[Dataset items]

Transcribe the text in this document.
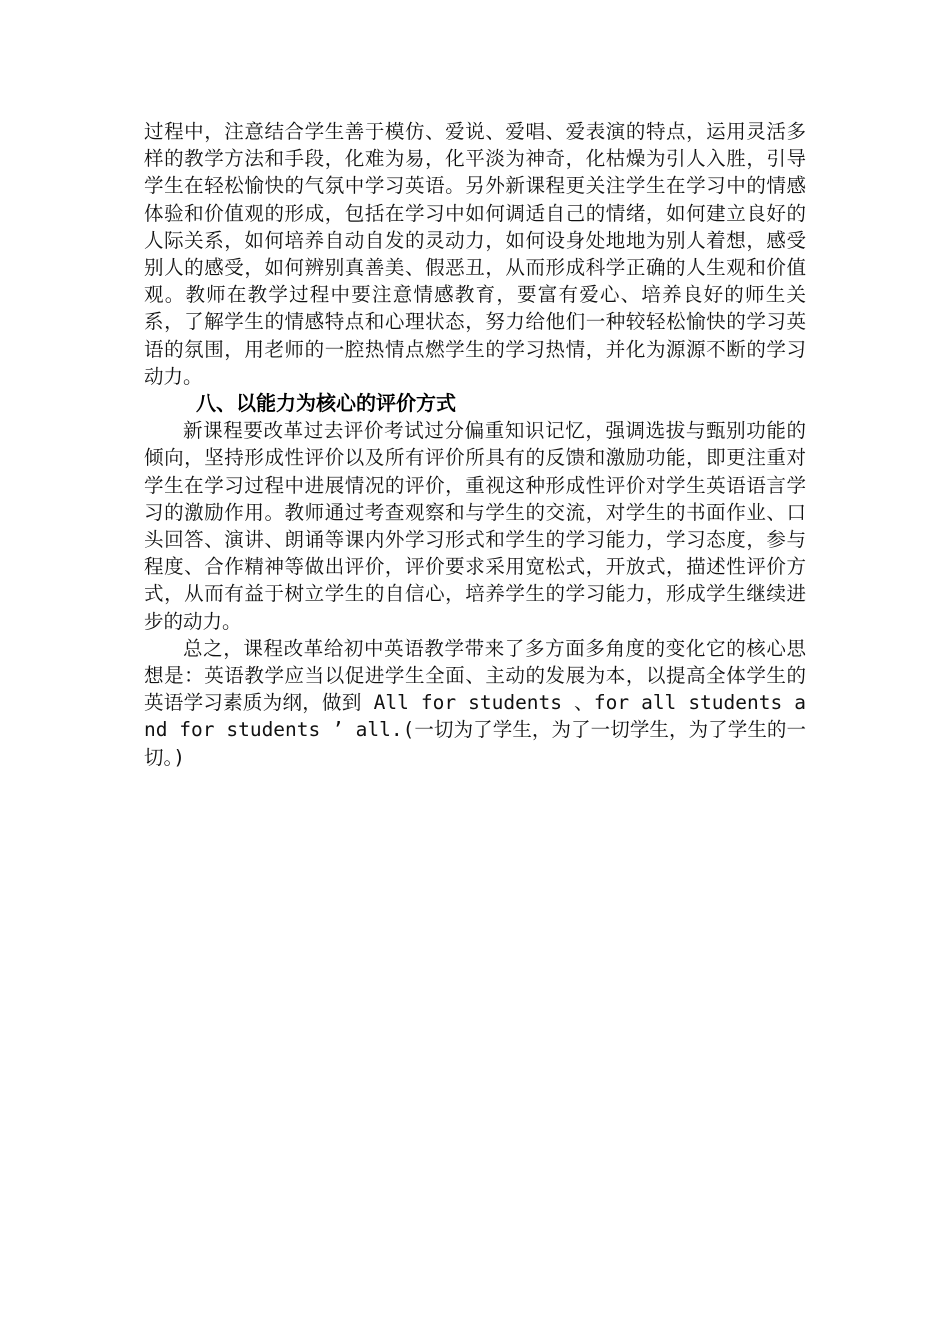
过程中，注意结合学生善于模仿、爱说、爱唱、爱表演的特点，运用灵活多样的教学方法和手段，化难为易，化平淡为神奇，化枯燥为引人入胜，引导学生在轻松愉快的气氛中学习英语。另外新课程更关注学生在学习中的情感体验和价值观的形成，包括在学习中如何调适自己的情绪，如何建立良好的人际关系，如何培养自动自发的灵动力，如何设身处地地为别人着想，感受别人的感受，如何辨别真善美、假恶丑，从而形成科学正确的人生观和价值观。教师在教学过程中要注意情感教育，要富有爱心、培养良好的师生关系，了解学生的情感特点和心理状态，努力给他们一种较轻松愉快的学习英语的氛围，用老师的一腔热情点燃学生的学习热情，并化为源源不断的学习动力。

八、以能力为核心的评价方式

新课程要改革过去评价考试过分偏重知识记忆，强调选拔与甄别功能的倾向，坚持形成性评价以及所有评价所具有的反馈和激励功能，即更注重对学生在学习过程中进展情况的评价，重视这种形成性评价对学生英语语言学习的激励作用。教师通过考查观察和与学生的交流，对学生的书面作业、口头回答、演讲、朗诵等课内外学习形式和学生的学习能力，学习态度，参与程度、合作精神等做出评价，评价要求采用宽松式，开放式，描述性评价方式，从而有益于树立学生的自信心，培养学生的学习能力，形成学生继续进步的动力。

总之，课程改革给初中英语教学带来了多方面多角度的变化它的核心思想是：英语教学应当以促进学生全面、主动的发展为本，以提高全体学生的英语学习素质为纲，做到 All for students 、for all students and for students ’ all.(一切为了学生，为了一切学生，为了学生的一切。)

**SET EXERCISE**
Transcribe the listing in full and omit the pictures.

**RESPONSE TO THIS EXERCISE**
Transcribe the text in this document.
过程中，注意结合学生善于模仿、爱说、爱唱、爱表演的特点，运用灵活多样的教学方法和手段，化难为易，化平淡为神奇，化枯燥为引人入胜，引导学生在轻松愉快的气氛中学习英语。另外新课程更关注学生在学习中的情感体验和价值观的形成，包括在学习中如何调适自己的情绪，如何建立良好的人际关系，如何培养自动自发的灵动力，如何设身处地地为别人着想，感受别人的感受，如何辨别真善美、假恶丑，从而形成科学正确的人生观和价值观。教师在教学过程中要注意情感教育，要富有爱心、培养良好的师生关系，了解学生的情感特点和心理状态，努力给他们一种较轻松愉快的学习英语的氛围，用老师的一腔热情点燃学生的学习热情，并化为源源不断的学习动力。

八、以能力为核心的评价方式

新课程要改革过去评价考试过分偏重知识记忆，强调选拔与甄别功能的倾向，坚持形成性评价以及所有评价所具有的反馈和激励功能，即更注重对学生在学习过程中进展情况的评价，重视这种形成性评价对学生英语语言学习的激励作用。教师通过考查观察和与学生的交流，对学生的书面作业、口头回答、演讲、朗诵等课内外学习形式和学生的学习能力，学习态度，参与程度、合作精神等做出评价，评价要求采用宽松式，开放式，描述性评价方式，从而有益于树立学生的自信心，培养学生的学习能力，形成学生继续进步的动力。

总之，课程改革给初中英语教学带来了多方面多角度的变化它的核心思想是：英语教学应当以促进学生全面、主动的发展为本，以提高全体学生的英语学习素质为纲，做到 All for students 、for all students and for students ’ all.(一切为了学生，为了一切学生，为了学生的一切。)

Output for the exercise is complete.